### RECORDS SUPPLIED ###
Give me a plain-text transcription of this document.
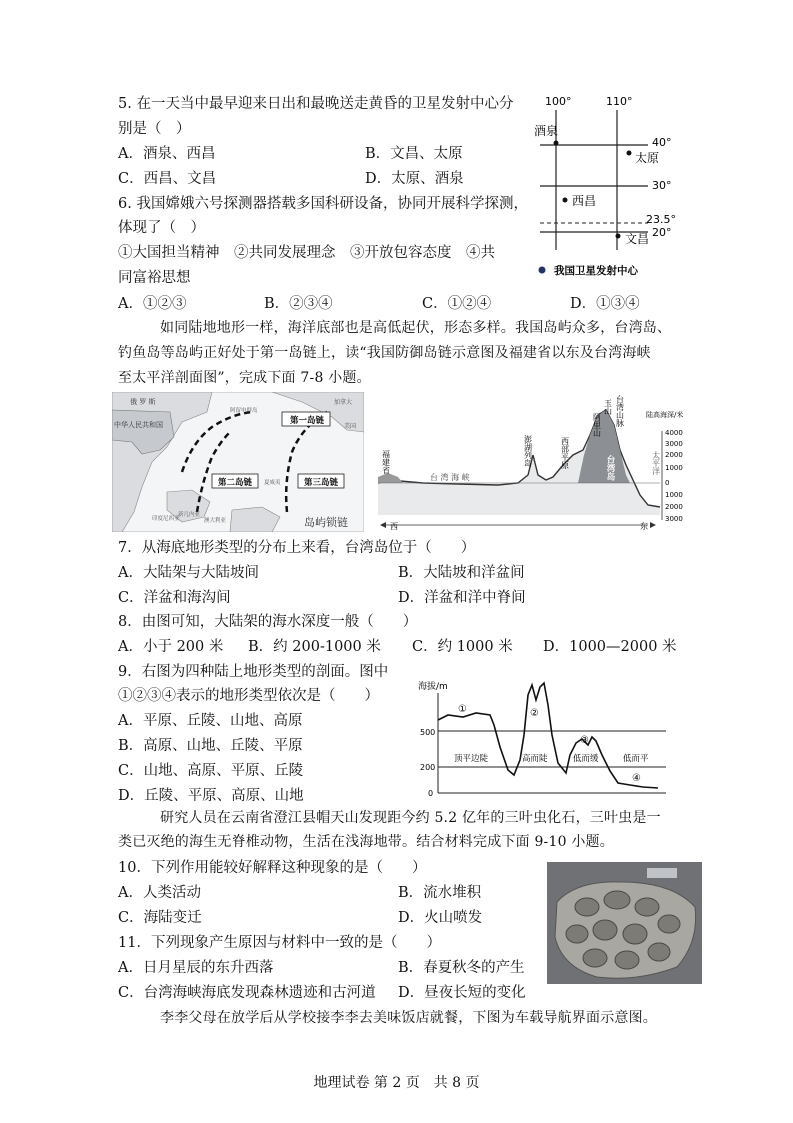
5. 在一天当中最早迎来日出和最晚送走黄昏的卫星发射中心分
别是（　）
A．酒泉、西昌	B．文昌、太原
C．西昌、文昌	D．太原、酒泉
6. 我国嫦娥六号探测器搭载多国科研设备，协同开展科学探测，
体现了（　）
①大国担当精神　②共同发展理念　③开放包容态度　④共
同富裕思想
A．①②③	B．②③④	C．①②④	D．①③④
100°	110°
40°
30°
23.5°
20°
酒泉
太原
西昌
文昌
我国卫星发射中心
如同陆地地形一样，海洋底部也是高低起伏，形态多样。我国岛屿众多，台湾岛、
钓鱼岛等岛屿正好处于第一岛链上，读“我国防御岛链示意图及福建省以东及台湾海峡
至太平洋剖面图”，完成下面 7-8 小题。
俄 罗 斯
中华人民共和国
阿留申群岛
加拿大
美国
第一岛链
第二岛链	第三岛链
夏威夷
印度尼西亚
新几内亚
澳大利亚	岛屿锁链
福建省
台 湾 海 峡
澎湖列岛	西部平原
阿里山
玉山 台湾山脉
台湾岛	太平洋
陆高海深/米
4000
3000
2000
1000
0
1000
2000
3000
西	东
7．从海底地形类型的分布上来看，台湾岛位于（　　）
A．大陆架与大陆坡间	B．大陆坡和洋盆间
C．洋盆和海沟间	D．洋盆和洋中脊间
8．由图可知，大陆架的海水深度一般（　　）
A．小于 200 米 B．约 200-1000 米 C．约 1000 米 D．1000—2000 米
9．右图为四种陆上地形类型的剖面。图中
①②③④表示的地形类型依次是（　　）
A．平原、丘陵、山地、高原
B．高原、山地、丘陵、平原
C．山地、高原、平原、丘陵
D．丘陵、平原、高原、山地
海拔/m
500
200
0
①	②
③
④
顶平边陡	高而陡	低而缓	低而平
研究人员在云南省澄江县帽天山发现距今约 5.2 亿年的三叶虫化石，三叶虫是一
类已灭绝的海生无脊椎动物，生活在浅海地带。结合材料完成下面 9-10 小题。
10．下列作用能较好解释这种现象的是（　　）
A．人类活动	B．流水堆积
C．海陆变迁	D．火山喷发
11．下列现象产生原因与材料中一致的是（　　）
A．日月星辰的东升西落	B．春夏秋冬的产生
C．台湾海峡海底发现森林遗迹和古河道 D．昼夜长短的变化
李李父母在放学后从学校接李李去美味饭店就餐，下图为车载导航界面示意图。
地理试卷 第 2 页　共 8 页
###
TASK DESCRIPTION »
Above are records with pictures; repeat the records exactly and leave the pictures out.

EXERCISE SOLUTION »
Give me a plain-text transcription of this document.
5. 在一天当中最早迎来日出和最晚送走黄昏的卫星发射中心分
别是（　）
A．酒泉、西昌	B．文昌、太原
C．西昌、文昌	D．太原、酒泉
6. 我国嫦娥六号探测器搭载多国科研设备，协同开展科学探测，
体现了（　）
①大国担当精神　②共同发展理念　③开放包容态度　④共
同富裕思想
A．①②③	B．②③④	C．①②④	D．①③④
100°	110°
40°
30°
23.5°
20°
酒泉
太原
西昌
文昌
我国卫星发射中心
如同陆地地形一样，海洋底部也是高低起伏，形态多样。我国岛屿众多，台湾岛、
钓鱼岛等岛屿正好处于第一岛链上，读“我国防御岛链示意图及福建省以东及台湾海峡
至太平洋剖面图”，完成下面 7-8 小题。
俄 罗 斯
中华人民共和国
阿留申群岛
加拿大
美国
第一岛链
第二岛链	第三岛链
夏威夷
印度尼西亚
新几内亚
澳大利亚	岛屿锁链
福建省
台 湾 海 峡
澎湖列岛	西部平原
阿里山
玉山 台湾山脉
台湾岛	太平洋
陆高海深/米
4000
3000
2000
1000
0
1000
2000
3000
西	东
7．从海底地形类型的分布上来看，台湾岛位于（　　）
A．大陆架与大陆坡间	B．大陆坡和洋盆间
C．洋盆和海沟间	D．洋盆和洋中脊间
8．由图可知，大陆架的海水深度一般（　　）
A．小于 200 米 B．约 200-1000 米 C．约 1000 米 D．1000—2000 米
9．右图为四种陆上地形类型的剖面。图中
①②③④表示的地形类型依次是（　　）
A．平原、丘陵、山地、高原
B．高原、山地、丘陵、平原
C．山地、高原、平原、丘陵
D．丘陵、平原、高原、山地
海拔/m
500
200
0
①	②
③
④
顶平边陡	高而陡	低而缓	低而平
研究人员在云南省澄江县帽天山发现距今约 5.2 亿年的三叶虫化石，三叶虫是一
类已灭绝的海生无脊椎动物，生活在浅海地带。结合材料完成下面 9-10 小题。
10．下列作用能较好解释这种现象的是（　　）
A．人类活动	B．流水堆积
C．海陆变迁	D．火山喷发
11．下列现象产生原因与材料中一致的是（　　）
A．日月星辰的东升西落	B．春夏秋冬的产生
C．台湾海峡海底发现森林遗迹和古河道 D．昼夜长短的变化
李李父母在放学后从学校接李李去美味饭店就餐，下图为车载导航界面示意图。
地理试卷 第 2 页　共 8 页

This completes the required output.